Items from a figure collection:
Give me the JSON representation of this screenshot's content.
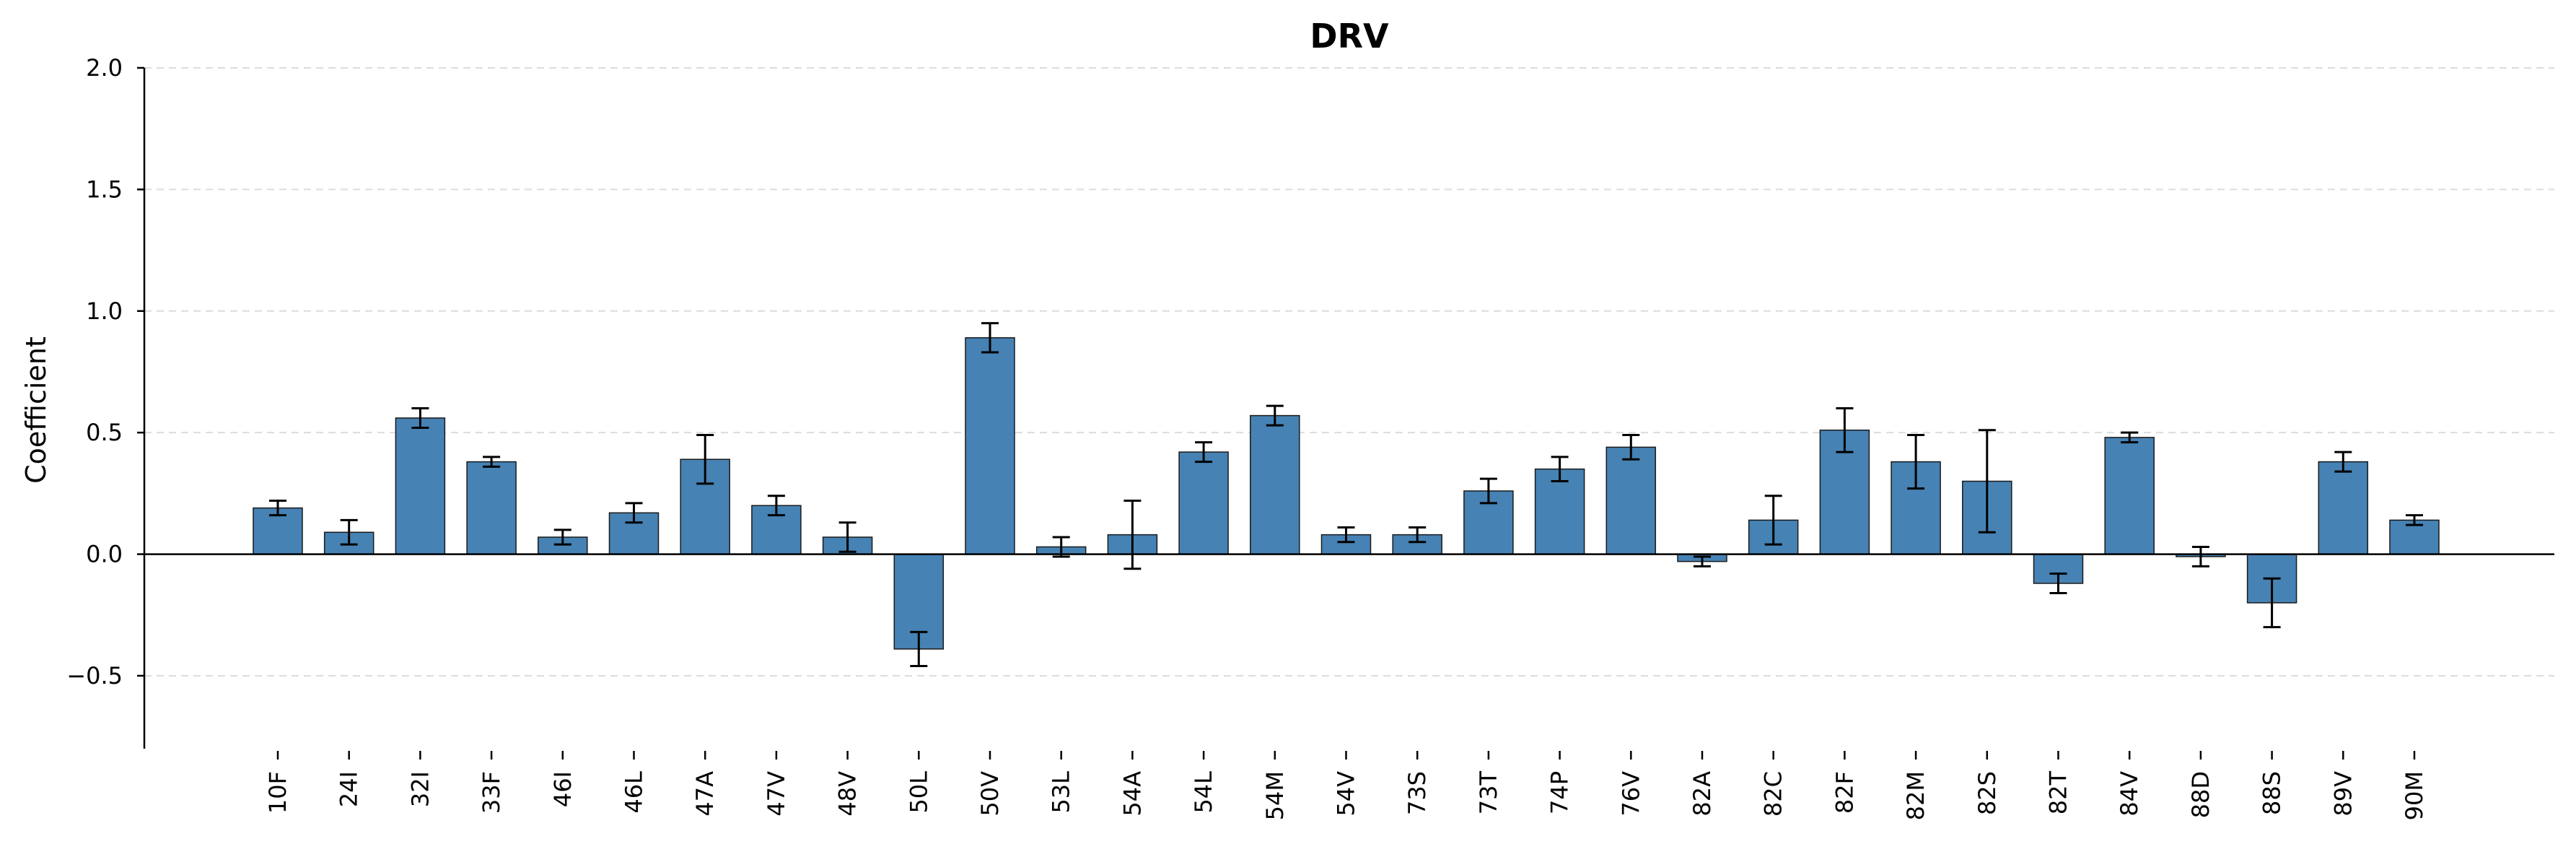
{
  "chart_data": {
    "type": "bar",
    "title": "DRV",
    "xlabel": "",
    "ylabel": "Coefficient",
    "ylim": [
      -0.8,
      2.0
    ],
    "yticks": [
      -0.5,
      0.0,
      0.5,
      1.0,
      1.5,
      2.0
    ],
    "ytick_labels": [
      "−0.5",
      "0.0",
      "0.5",
      "1.0",
      "1.5",
      "2.0"
    ],
    "grid": "horizontal dashed",
    "bar_color": "#4682b4",
    "categories": [
      "10F",
      "24I",
      "32I",
      "33F",
      "46I",
      "46L",
      "47A",
      "47V",
      "48V",
      "50L",
      "50V",
      "53L",
      "54A",
      "54L",
      "54M",
      "54V",
      "73S",
      "73T",
      "74P",
      "76V",
      "82A",
      "82C",
      "82F",
      "82M",
      "82S",
      "82T",
      "84V",
      "88D",
      "88S",
      "89V",
      "90M"
    ],
    "values": [
      0.19,
      0.09,
      0.56,
      0.38,
      0.07,
      0.17,
      0.39,
      0.2,
      0.07,
      -0.39,
      0.89,
      0.03,
      0.08,
      0.42,
      0.57,
      0.08,
      0.08,
      0.26,
      0.35,
      0.44,
      -0.03,
      0.14,
      0.51,
      0.38,
      0.3,
      -0.12,
      0.48,
      -0.01,
      -0.2,
      0.38,
      0.14
    ],
    "errors": [
      0.03,
      0.05,
      0.04,
      0.02,
      0.03,
      0.04,
      0.1,
      0.04,
      0.06,
      0.07,
      0.06,
      0.04,
      0.14,
      0.04,
      0.04,
      0.03,
      0.03,
      0.05,
      0.05,
      0.05,
      0.02,
      0.1,
      0.09,
      0.11,
      0.21,
      0.04,
      0.02,
      0.04,
      0.1,
      0.04,
      0.02
    ]
  }
}
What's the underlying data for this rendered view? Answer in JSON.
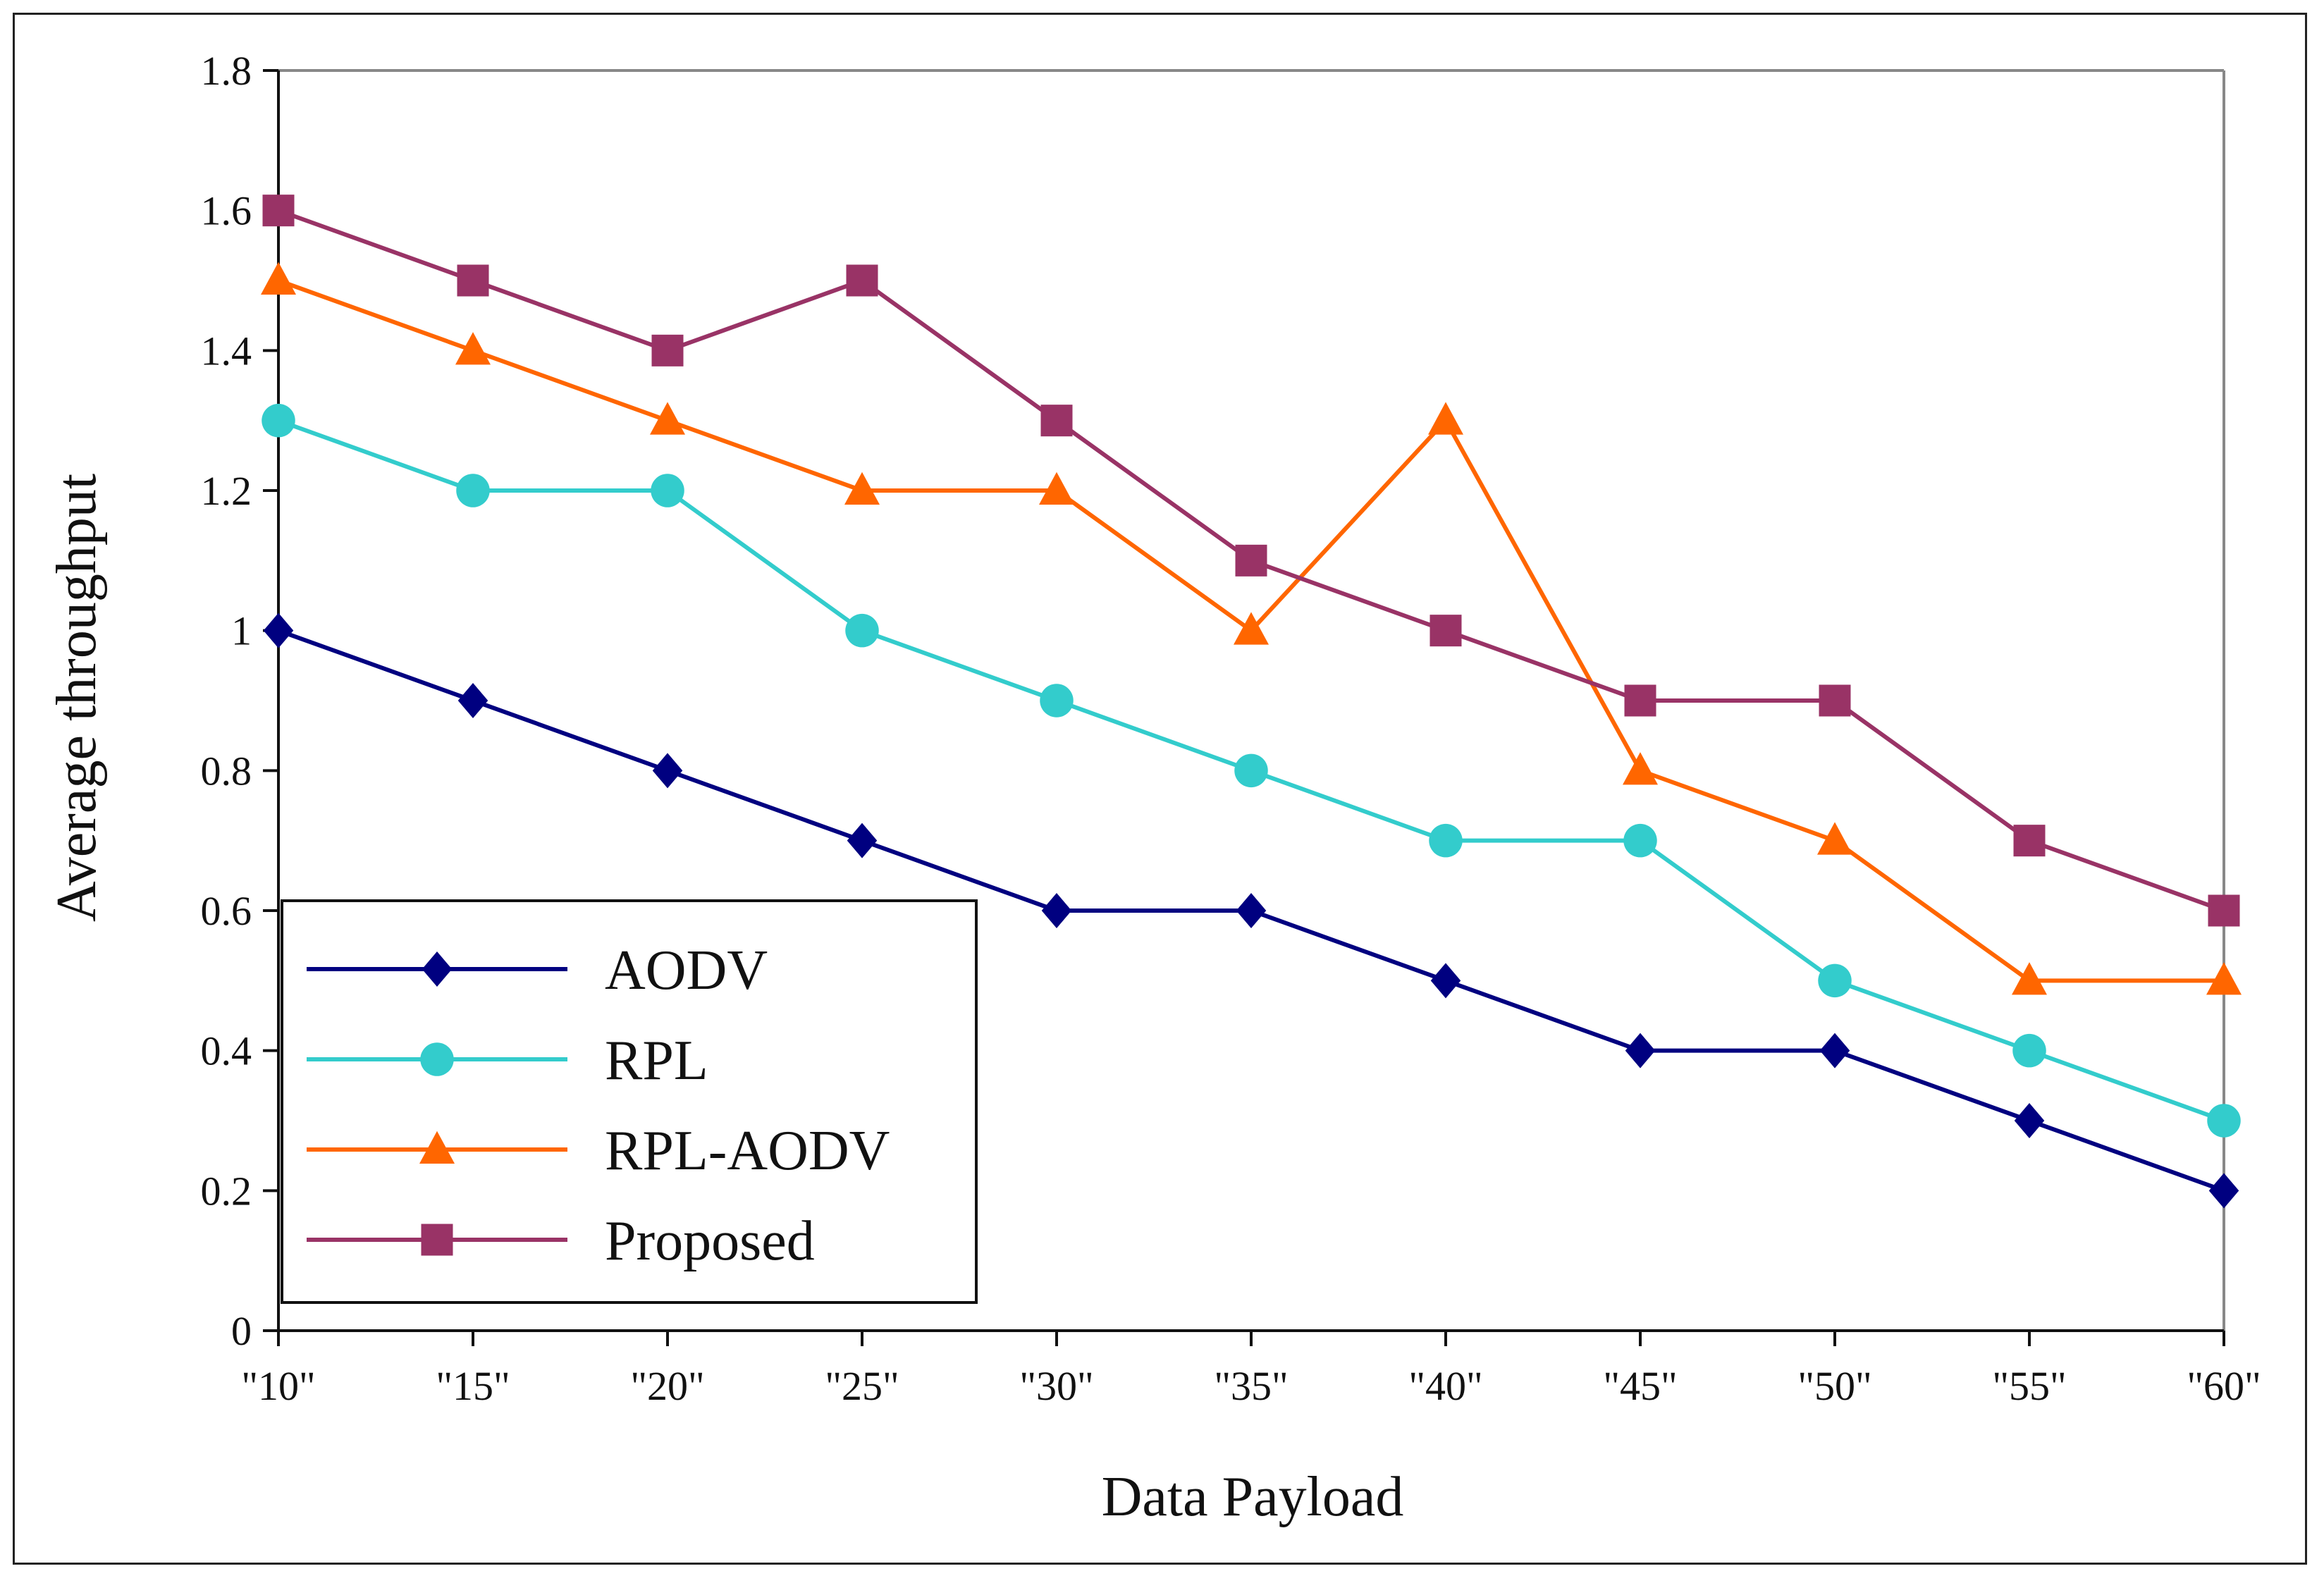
{
  "chart_data": {
    "type": "line",
    "xlabel": "Data Payload",
    "ylabel": "Average throughput",
    "categories": [
      "\"10\"",
      "\"15\"",
      "\"20\"",
      "\"25\"",
      "\"30\"",
      "\"35\"",
      "\"40\"",
      "\"45\"",
      "\"50\"",
      "\"55\"",
      "\"60\""
    ],
    "ylim": [
      0,
      1.8
    ],
    "yticks": [
      "0",
      "0.2",
      "0.4",
      "0.6",
      "0.8",
      "1",
      "1.2",
      "1.4",
      "1.6",
      "1.8"
    ],
    "grid": false,
    "legend_position": "bottom-left",
    "series": [
      {
        "name": "AODV",
        "color": "#000080",
        "marker": "diamond",
        "values": [
          1.0,
          0.9,
          0.8,
          0.7,
          0.6,
          0.6,
          0.5,
          0.4,
          0.4,
          0.3,
          0.2
        ]
      },
      {
        "name": "RPL",
        "color": "#33CCCC",
        "marker": "circle",
        "values": [
          1.3,
          1.2,
          1.2,
          1.0,
          0.9,
          0.8,
          0.7,
          0.7,
          0.5,
          0.4,
          0.3
        ]
      },
      {
        "name": "RPL-AODV",
        "color": "#FF6600",
        "marker": "triangle",
        "values": [
          1.5,
          1.4,
          1.3,
          1.2,
          1.2,
          1.0,
          1.3,
          0.8,
          0.7,
          0.5,
          0.5
        ]
      },
      {
        "name": "Proposed",
        "color": "#993366",
        "marker": "square",
        "values": [
          1.6,
          1.5,
          1.4,
          1.5,
          1.3,
          1.1,
          1.0,
          0.9,
          0.9,
          0.7,
          0.6
        ]
      }
    ]
  }
}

• _REQUEST_
Nothing but the pictures may be dropped; output the records above exactly.

• _FULL RESPONSE_
Give me the JSON representation of this screenshot's content.
{
  "chart_data": {
    "type": "bar",
    "title": "DRV",
    "xlabel": "",
    "ylabel": "Coefficient",
    "ylim": [
      -0.8,
      2.0
    ],
    "yticks": [
      -0.5,
      0.0,
      0.5,
      1.0,
      1.5,
      2.0
    ],
    "ytick_labels": [
      "−0.5",
      "0.0",
      "0.5",
      "1.0",
      "1.5",
      "2.0"
    ],
    "grid": "horizontal dashed",
    "bar_color": "#4682b4",
    "categories": [
      "10F",
      "24I",
      "32I",
      "33F",
      "46I",
      "46L",
      "47A",
      "47V",
      "48V",
      "50L",
      "50V",
      "53L",
      "54A",
      "54L",
      "54M",
      "54V",
      "73S",
      "73T",
      "74P",
      "76V",
      "82A",
      "82C",
      "82F",
      "82M",
      "82S",
      "82T",
      "84V",
      "88D",
      "88S",
      "89V",
      "90M"
    ],
    "values": [
      0.19,
      0.09,
      0.56,
      0.38,
      0.07,
      0.17,
      0.39,
      0.2,
      0.07,
      -0.39,
      0.89,
      0.03,
      0.08,
      0.42,
      0.57,
      0.08,
      0.08,
      0.26,
      0.35,
      0.44,
      -0.03,
      0.14,
      0.51,
      0.38,
      0.3,
      -0.12,
      0.48,
      -0.01,
      -0.2,
      0.38,
      0.14
    ],
    "errors": [
      0.03,
      0.05,
      0.04,
      0.02,
      0.03,
      0.04,
      0.1,
      0.04,
      0.06,
      0.07,
      0.06,
      0.04,
      0.14,
      0.04,
      0.04,
      0.03,
      0.03,
      0.05,
      0.05,
      0.05,
      0.02,
      0.1,
      0.09,
      0.11,
      0.21,
      0.04,
      0.02,
      0.04,
      0.1,
      0.04,
      0.02
    ]
  }
}
What's the underlying data for this rendered view? Answer in JSON.
{
  "chart_data": {
    "type": "line",
    "xlabel": "Data Payload",
    "ylabel": "Average throughput",
    "categories": [
      "\"10\"",
      "\"15\"",
      "\"20\"",
      "\"25\"",
      "\"30\"",
      "\"35\"",
      "\"40\"",
      "\"45\"",
      "\"50\"",
      "\"55\"",
      "\"60\""
    ],
    "ylim": [
      0,
      1.8
    ],
    "yticks": [
      "0",
      "0.2",
      "0.4",
      "0.6",
      "0.8",
      "1",
      "1.2",
      "1.4",
      "1.6",
      "1.8"
    ],
    "grid": false,
    "legend_position": "bottom-left",
    "series": [
      {
        "name": "AODV",
        "color": "#000080",
        "marker": "diamond",
        "values": [
          1.0,
          0.9,
          0.8,
          0.7,
          0.6,
          0.6,
          0.5,
          0.4,
          0.4,
          0.3,
          0.2
        ]
      },
      {
        "name": "RPL",
        "color": "#33CCCC",
        "marker": "circle",
        "values": [
          1.3,
          1.2,
          1.2,
          1.0,
          0.9,
          0.8,
          0.7,
          0.7,
          0.5,
          0.4,
          0.3
        ]
      },
      {
        "name": "RPL-AODV",
        "color": "#FF6600",
        "marker": "triangle",
        "values": [
          1.5,
          1.4,
          1.3,
          1.2,
          1.2,
          1.0,
          1.3,
          0.8,
          0.7,
          0.5,
          0.5
        ]
      },
      {
        "name": "Proposed",
        "color": "#993366",
        "marker": "square",
        "values": [
          1.6,
          1.5,
          1.4,
          1.5,
          1.3,
          1.1,
          1.0,
          0.9,
          0.9,
          0.7,
          0.6
        ]
      }
    ]
  }
}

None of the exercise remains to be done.